• _Task goal_: Exactly as written, retype the listing below, omitting the pictures.
──────── Extracted data
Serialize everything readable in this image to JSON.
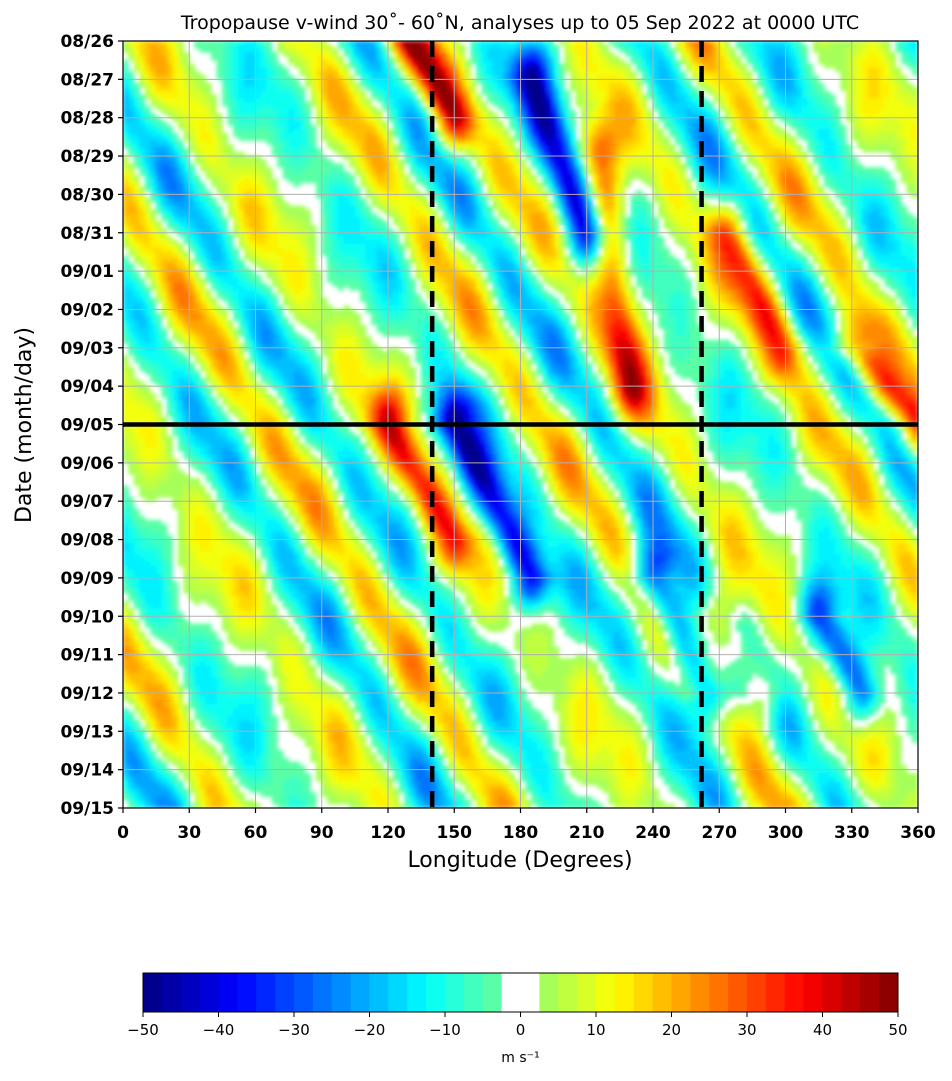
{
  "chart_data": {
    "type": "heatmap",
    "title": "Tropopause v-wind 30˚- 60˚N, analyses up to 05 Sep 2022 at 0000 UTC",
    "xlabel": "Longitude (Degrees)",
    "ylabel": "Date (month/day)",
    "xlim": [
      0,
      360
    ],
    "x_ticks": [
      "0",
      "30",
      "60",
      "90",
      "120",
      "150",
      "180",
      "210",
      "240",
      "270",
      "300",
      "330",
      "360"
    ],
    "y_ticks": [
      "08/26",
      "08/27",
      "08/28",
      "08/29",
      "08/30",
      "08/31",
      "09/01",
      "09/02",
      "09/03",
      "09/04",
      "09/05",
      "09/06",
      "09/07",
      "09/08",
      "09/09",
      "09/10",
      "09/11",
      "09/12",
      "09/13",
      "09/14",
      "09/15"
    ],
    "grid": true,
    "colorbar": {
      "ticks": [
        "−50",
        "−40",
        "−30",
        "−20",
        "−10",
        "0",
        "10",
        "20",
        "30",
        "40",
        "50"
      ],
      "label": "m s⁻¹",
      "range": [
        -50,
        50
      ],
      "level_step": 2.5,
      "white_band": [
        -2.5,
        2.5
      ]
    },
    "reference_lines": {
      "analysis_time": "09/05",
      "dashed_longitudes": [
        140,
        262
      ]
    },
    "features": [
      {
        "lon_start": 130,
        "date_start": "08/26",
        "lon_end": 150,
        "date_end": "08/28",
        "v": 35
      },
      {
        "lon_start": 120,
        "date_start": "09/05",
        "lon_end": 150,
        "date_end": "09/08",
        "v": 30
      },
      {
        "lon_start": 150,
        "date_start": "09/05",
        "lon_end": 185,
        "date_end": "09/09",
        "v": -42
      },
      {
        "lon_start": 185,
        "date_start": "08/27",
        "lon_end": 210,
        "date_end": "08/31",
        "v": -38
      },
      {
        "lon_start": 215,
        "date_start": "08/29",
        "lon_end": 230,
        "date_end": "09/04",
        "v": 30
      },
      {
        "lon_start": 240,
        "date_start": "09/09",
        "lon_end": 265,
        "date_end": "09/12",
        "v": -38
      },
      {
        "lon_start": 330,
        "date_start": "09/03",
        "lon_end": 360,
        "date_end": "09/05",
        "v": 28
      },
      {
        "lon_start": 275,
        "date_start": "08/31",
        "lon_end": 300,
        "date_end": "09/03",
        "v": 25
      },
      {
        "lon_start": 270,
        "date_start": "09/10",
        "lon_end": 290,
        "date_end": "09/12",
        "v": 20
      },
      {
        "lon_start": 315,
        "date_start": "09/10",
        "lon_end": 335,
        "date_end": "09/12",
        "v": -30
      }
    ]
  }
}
────────────────
• _The reply_:
Serialize everything readable in this image to JSON.
{
  "chart_data": {
    "type": "heatmap",
    "title": "Tropopause v-wind 30˚- 60˚N, analyses up to 05 Sep 2022 at 0000 UTC",
    "xlabel": "Longitude (Degrees)",
    "ylabel": "Date (month/day)",
    "xlim": [
      0,
      360
    ],
    "x_ticks": [
      "0",
      "30",
      "60",
      "90",
      "120",
      "150",
      "180",
      "210",
      "240",
      "270",
      "300",
      "330",
      "360"
    ],
    "y_ticks": [
      "08/26",
      "08/27",
      "08/28",
      "08/29",
      "08/30",
      "08/31",
      "09/01",
      "09/02",
      "09/03",
      "09/04",
      "09/05",
      "09/06",
      "09/07",
      "09/08",
      "09/09",
      "09/10",
      "09/11",
      "09/12",
      "09/13",
      "09/14",
      "09/15"
    ],
    "grid": true,
    "colorbar": {
      "ticks": [
        "−50",
        "−40",
        "−30",
        "−20",
        "−10",
        "0",
        "10",
        "20",
        "30",
        "40",
        "50"
      ],
      "label": "m s⁻¹",
      "range": [
        -50,
        50
      ],
      "level_step": 2.5,
      "white_band": [
        -2.5,
        2.5
      ]
    },
    "reference_lines": {
      "analysis_time": "09/05",
      "dashed_longitudes": [
        140,
        262
      ]
    },
    "features": [
      {
        "lon_start": 130,
        "date_start": "08/26",
        "lon_end": 150,
        "date_end": "08/28",
        "v": 35
      },
      {
        "lon_start": 120,
        "date_start": "09/05",
        "lon_end": 150,
        "date_end": "09/08",
        "v": 30
      },
      {
        "lon_start": 150,
        "date_start": "09/05",
        "lon_end": 185,
        "date_end": "09/09",
        "v": -42
      },
      {
        "lon_start": 185,
        "date_start": "08/27",
        "lon_end": 210,
        "date_end": "08/31",
        "v": -38
      },
      {
        "lon_start": 215,
        "date_start": "08/29",
        "lon_end": 230,
        "date_end": "09/04",
        "v": 30
      },
      {
        "lon_start": 240,
        "date_start": "09/09",
        "lon_end": 265,
        "date_end": "09/12",
        "v": -38
      },
      {
        "lon_start": 330,
        "date_start": "09/03",
        "lon_end": 360,
        "date_end": "09/05",
        "v": 28
      },
      {
        "lon_start": 275,
        "date_start": "08/31",
        "lon_end": 300,
        "date_end": "09/03",
        "v": 25
      },
      {
        "lon_start": 270,
        "date_start": "09/10",
        "lon_end": 290,
        "date_end": "09/12",
        "v": 20
      },
      {
        "lon_start": 315,
        "date_start": "09/10",
        "lon_end": 335,
        "date_end": "09/12",
        "v": -30
      }
    ]
  }
}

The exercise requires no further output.